** Begin **

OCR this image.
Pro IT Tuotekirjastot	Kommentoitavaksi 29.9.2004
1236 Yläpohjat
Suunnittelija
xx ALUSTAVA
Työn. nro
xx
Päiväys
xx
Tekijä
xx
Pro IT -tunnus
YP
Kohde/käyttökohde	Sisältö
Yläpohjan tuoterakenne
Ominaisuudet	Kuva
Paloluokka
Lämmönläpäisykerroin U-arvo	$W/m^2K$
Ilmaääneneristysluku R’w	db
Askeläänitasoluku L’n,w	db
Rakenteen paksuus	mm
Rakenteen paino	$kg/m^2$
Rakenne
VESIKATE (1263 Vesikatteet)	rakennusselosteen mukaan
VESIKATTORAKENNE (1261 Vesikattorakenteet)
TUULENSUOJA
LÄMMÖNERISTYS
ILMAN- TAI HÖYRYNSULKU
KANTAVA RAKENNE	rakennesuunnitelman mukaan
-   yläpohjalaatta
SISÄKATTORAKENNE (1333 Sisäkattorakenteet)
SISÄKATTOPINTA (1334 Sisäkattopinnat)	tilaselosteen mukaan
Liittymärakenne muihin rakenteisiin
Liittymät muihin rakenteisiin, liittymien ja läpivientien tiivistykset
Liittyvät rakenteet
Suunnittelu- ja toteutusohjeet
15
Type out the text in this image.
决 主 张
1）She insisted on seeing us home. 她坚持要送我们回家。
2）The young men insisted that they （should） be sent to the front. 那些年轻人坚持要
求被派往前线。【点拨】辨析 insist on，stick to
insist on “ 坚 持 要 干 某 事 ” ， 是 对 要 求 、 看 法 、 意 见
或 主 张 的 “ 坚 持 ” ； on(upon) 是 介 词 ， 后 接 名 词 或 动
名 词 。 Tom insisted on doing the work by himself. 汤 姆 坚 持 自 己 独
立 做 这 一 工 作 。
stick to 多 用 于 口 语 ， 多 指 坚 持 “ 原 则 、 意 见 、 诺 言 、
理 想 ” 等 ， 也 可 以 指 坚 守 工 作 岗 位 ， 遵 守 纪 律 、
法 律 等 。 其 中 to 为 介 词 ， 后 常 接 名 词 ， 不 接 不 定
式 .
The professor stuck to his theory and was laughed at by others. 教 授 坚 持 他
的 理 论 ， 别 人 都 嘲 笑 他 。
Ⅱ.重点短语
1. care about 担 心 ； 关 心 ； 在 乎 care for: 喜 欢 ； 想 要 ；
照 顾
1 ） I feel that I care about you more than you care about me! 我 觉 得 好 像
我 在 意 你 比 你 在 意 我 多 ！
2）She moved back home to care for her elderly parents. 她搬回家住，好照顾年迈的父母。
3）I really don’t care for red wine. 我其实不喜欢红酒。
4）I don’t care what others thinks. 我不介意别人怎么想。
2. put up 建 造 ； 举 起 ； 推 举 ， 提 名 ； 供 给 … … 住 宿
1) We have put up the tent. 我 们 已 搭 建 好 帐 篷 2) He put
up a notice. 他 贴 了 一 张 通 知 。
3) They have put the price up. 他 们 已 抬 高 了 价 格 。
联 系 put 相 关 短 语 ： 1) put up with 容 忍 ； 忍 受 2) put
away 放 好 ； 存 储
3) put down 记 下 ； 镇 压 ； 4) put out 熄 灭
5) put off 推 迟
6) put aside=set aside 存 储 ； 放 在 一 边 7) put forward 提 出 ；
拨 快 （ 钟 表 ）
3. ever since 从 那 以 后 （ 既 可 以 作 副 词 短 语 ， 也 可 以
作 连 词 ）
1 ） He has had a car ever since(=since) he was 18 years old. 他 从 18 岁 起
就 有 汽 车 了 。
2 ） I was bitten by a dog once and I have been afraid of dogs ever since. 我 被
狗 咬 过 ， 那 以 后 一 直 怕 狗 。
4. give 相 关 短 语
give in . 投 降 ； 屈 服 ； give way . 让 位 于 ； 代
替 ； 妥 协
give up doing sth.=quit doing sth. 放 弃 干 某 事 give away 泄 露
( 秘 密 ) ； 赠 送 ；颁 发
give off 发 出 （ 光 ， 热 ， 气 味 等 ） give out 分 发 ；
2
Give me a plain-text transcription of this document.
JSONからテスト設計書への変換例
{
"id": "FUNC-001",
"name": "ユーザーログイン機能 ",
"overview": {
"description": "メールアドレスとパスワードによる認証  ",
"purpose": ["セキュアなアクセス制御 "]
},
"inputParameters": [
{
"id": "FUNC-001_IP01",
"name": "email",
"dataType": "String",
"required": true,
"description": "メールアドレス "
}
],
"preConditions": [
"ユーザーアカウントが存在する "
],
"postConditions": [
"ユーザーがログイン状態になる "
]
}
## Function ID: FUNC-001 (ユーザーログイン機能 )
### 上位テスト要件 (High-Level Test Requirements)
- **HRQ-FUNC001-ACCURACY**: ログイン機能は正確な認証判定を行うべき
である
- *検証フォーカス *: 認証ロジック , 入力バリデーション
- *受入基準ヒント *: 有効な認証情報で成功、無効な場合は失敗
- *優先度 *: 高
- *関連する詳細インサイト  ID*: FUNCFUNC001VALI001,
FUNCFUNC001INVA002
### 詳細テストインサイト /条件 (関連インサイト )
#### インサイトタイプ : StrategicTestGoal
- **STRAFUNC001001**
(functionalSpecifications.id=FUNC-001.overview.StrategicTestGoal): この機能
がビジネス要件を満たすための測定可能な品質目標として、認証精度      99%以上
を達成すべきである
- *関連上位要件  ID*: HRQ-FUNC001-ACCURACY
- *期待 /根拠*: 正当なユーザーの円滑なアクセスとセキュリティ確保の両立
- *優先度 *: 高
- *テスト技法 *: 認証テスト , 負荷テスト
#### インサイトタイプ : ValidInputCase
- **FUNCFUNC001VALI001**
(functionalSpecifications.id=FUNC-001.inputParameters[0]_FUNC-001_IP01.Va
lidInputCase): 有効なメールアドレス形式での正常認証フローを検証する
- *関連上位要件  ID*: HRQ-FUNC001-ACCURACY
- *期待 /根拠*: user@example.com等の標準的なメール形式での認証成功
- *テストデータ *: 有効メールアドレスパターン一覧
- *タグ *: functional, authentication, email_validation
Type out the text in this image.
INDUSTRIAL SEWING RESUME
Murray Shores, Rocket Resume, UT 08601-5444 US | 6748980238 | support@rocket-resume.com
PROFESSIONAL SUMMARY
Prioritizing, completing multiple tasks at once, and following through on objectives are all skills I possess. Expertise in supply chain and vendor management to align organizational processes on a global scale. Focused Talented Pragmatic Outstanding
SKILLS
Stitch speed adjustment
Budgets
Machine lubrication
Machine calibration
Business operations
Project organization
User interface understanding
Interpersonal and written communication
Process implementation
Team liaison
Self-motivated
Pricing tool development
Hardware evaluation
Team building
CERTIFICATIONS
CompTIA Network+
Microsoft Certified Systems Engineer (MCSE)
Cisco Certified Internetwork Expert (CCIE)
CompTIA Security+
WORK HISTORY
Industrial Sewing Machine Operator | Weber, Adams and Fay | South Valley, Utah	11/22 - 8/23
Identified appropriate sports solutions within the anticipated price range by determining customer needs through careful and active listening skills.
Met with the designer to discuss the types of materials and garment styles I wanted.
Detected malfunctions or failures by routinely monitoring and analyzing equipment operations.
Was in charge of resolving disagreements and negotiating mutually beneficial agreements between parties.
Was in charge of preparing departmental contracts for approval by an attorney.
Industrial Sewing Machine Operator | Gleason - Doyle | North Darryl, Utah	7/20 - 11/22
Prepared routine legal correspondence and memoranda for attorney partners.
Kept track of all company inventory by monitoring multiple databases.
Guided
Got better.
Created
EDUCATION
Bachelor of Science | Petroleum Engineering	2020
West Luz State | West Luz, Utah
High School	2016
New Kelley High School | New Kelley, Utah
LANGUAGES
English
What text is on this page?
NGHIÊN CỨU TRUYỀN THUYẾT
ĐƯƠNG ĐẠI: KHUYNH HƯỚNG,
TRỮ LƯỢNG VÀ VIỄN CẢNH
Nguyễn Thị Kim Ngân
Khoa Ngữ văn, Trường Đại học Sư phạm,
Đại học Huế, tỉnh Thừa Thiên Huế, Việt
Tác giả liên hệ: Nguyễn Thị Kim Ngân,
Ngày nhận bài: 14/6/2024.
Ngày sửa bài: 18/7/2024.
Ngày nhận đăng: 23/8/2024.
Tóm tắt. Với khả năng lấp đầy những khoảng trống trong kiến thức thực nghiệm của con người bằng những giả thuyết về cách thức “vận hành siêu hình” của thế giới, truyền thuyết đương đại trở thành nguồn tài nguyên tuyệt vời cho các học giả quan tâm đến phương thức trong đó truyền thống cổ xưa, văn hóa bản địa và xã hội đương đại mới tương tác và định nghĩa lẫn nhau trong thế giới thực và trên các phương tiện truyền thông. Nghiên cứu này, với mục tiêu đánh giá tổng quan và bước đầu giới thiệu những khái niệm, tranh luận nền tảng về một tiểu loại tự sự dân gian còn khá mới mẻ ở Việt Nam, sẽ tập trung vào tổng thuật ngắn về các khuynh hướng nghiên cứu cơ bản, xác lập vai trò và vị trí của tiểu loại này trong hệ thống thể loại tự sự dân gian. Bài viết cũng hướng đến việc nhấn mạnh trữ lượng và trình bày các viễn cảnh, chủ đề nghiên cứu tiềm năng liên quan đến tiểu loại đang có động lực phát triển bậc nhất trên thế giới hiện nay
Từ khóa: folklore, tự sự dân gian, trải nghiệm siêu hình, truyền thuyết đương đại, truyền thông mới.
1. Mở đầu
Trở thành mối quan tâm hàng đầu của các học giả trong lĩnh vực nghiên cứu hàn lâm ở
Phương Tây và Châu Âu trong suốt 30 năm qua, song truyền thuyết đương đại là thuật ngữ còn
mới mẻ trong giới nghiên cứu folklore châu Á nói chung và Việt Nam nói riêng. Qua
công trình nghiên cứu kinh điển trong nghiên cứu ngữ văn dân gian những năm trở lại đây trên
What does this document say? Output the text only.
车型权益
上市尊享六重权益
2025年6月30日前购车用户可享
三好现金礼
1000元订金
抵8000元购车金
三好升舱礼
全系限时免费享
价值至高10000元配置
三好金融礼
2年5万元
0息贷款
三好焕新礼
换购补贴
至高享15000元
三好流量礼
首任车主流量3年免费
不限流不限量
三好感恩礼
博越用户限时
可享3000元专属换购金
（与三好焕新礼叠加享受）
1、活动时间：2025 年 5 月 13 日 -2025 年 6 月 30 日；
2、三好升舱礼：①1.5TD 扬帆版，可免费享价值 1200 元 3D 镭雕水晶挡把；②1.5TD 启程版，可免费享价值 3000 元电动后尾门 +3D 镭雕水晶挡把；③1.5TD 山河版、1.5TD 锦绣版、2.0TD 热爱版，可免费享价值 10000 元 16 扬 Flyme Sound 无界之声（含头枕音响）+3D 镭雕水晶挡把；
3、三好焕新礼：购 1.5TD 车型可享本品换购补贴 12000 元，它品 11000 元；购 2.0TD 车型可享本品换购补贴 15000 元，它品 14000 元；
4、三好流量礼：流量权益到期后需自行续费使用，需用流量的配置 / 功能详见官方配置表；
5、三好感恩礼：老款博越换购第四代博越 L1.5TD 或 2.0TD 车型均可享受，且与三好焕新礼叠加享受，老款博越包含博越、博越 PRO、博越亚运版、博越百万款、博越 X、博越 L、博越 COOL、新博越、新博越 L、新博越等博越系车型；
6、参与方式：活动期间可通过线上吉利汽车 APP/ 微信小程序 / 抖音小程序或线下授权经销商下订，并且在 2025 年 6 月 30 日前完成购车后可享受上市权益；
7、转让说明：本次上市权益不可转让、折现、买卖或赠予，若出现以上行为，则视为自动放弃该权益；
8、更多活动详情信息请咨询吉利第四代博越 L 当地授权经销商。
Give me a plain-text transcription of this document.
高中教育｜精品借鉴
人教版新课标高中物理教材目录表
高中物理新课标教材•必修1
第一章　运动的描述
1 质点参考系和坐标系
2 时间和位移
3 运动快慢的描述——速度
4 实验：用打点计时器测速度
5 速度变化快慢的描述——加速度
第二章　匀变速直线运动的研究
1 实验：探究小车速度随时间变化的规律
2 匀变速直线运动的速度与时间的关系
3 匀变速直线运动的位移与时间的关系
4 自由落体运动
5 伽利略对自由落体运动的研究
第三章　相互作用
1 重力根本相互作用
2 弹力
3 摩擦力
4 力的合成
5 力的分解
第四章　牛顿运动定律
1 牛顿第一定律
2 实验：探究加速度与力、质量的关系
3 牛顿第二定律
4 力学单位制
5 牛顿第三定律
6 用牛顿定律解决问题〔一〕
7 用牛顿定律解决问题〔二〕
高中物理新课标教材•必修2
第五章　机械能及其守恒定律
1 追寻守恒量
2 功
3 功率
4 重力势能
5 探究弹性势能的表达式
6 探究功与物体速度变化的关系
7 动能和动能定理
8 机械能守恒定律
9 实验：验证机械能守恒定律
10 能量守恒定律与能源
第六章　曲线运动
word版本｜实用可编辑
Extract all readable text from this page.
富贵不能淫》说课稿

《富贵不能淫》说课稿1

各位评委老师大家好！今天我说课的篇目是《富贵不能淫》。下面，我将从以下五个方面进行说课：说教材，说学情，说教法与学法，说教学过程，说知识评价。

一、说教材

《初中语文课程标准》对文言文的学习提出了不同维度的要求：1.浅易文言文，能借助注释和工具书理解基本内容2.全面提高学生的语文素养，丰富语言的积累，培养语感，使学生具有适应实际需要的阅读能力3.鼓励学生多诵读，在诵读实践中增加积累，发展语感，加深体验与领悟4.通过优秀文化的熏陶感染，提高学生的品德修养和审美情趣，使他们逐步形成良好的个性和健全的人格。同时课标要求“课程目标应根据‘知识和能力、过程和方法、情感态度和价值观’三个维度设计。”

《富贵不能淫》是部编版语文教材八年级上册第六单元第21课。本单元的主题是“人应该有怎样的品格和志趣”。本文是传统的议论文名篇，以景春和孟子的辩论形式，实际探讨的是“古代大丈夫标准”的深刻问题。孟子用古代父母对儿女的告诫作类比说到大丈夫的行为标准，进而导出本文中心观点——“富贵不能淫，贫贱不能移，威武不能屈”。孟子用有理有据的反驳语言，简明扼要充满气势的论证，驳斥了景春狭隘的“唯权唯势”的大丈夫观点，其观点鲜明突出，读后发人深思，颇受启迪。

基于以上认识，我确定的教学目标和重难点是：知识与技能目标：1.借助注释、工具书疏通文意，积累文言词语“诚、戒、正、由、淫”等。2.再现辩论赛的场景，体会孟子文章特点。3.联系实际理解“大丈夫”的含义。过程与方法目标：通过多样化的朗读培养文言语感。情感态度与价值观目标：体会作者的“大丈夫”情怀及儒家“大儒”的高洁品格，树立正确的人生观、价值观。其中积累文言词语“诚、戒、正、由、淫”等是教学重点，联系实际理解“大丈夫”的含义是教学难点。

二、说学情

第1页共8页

** End **

» Task requirements:
Count how many lines include the string "that". Nothing but the number is needed.

» Expected answer:
2